▶ 內文
動作識別

動作辨識功能可從影片片段中識別不同動作,例如走路或跳舞。這些動作可能會在影片播放期間執行,也可能不會。

使用 AutoML 模型

事前準備

如要瞭解如何建立 AutoML 模型,請參閱 Vertex AI 新手指南。如需如何建立 AutoML 模型的說明,請參閱 Vertex AI 說明文件「開發及使用機器學習模型」中的「影片資料」。

使用您的 AutoML 模型

下列程式碼範例說明如何使用串流用戶端程式庫,透過 AutoML 模型進行動作辨識。

Python

如要向 Video Intelligence 進行驗證,請設定應用程式預設憑證。 詳情請參閱「為本機開發環境設定驗證」。

import io

from google.cloud import videointelligence_v1p3beta1 as videointelligence

# path = 'path_to_file'
# project_id = 'project_id'
# model_id = 'automl_action_recognition_model_id'

client = videointelligence.StreamingVideoIntelligenceServiceClient()

model_path = "projects/{}/locations/us-central1/models/{}".format(
    project_id, model_id
)

automl_config = videointelligence.StreamingAutomlActionRecognitionConfig(
    model_name=model_path
)

video_config = videointelligence.StreamingVideoConfig(
    feature=videointelligence.StreamingFeature.STREAMING_AUTOML_ACTION_RECOGNITION,
    automl_action_recognition_config=automl_config,
)

# config_request should be the first in the stream of requests.
config_request = videointelligence.StreamingAnnotateVideoRequest(
    video_config=video_config
)

# Set the chunk size to 5MB (recommended less than 10MB).
chunk_size = 5 * 1024 * 1024

def stream_generator():
    yield config_request
    # Load file content.

▶ 資料摘錄
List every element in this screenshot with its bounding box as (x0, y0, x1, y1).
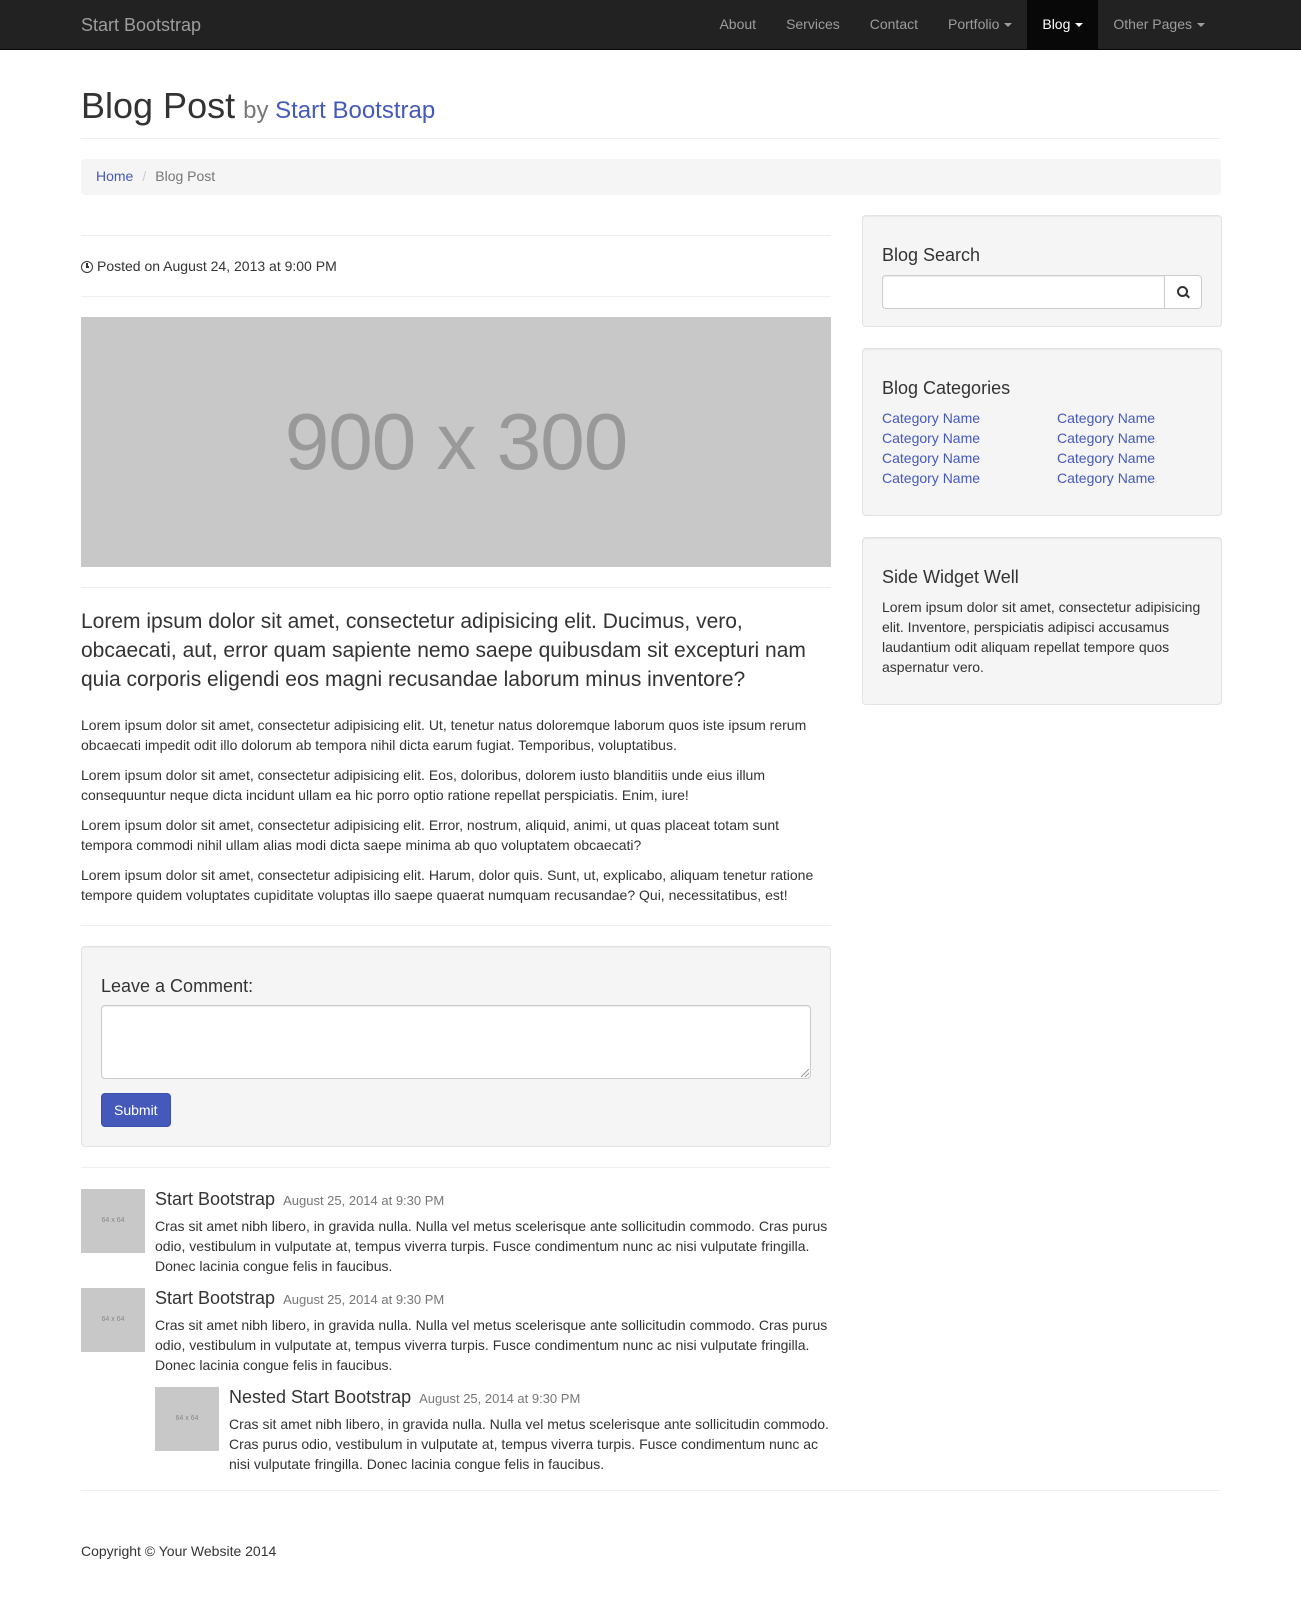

▶ 任務目標
傳回內文中從「使用 AutoML 模型」開始、到「下列程式碼範例說明如何使用串流用戶端程式庫,透過 AutoML 模型進行動作辨識。」結束的原文,一字不改。

▶ 預期答案
使用 AutoML 模型

事前準備

如要瞭解如何建立 AutoML 模型,請參閱 Vertex AI 新手指南。如需如何建立 AutoML 模型的說明,請參閱 Vertex AI 說明文件「開發及使用機器學習模型」中的「影片資料」。

使用您的 AutoML 模型

下列程式碼範例說明如何使用串流用戶端程式庫,透過 AutoML 模型進行動作辨識。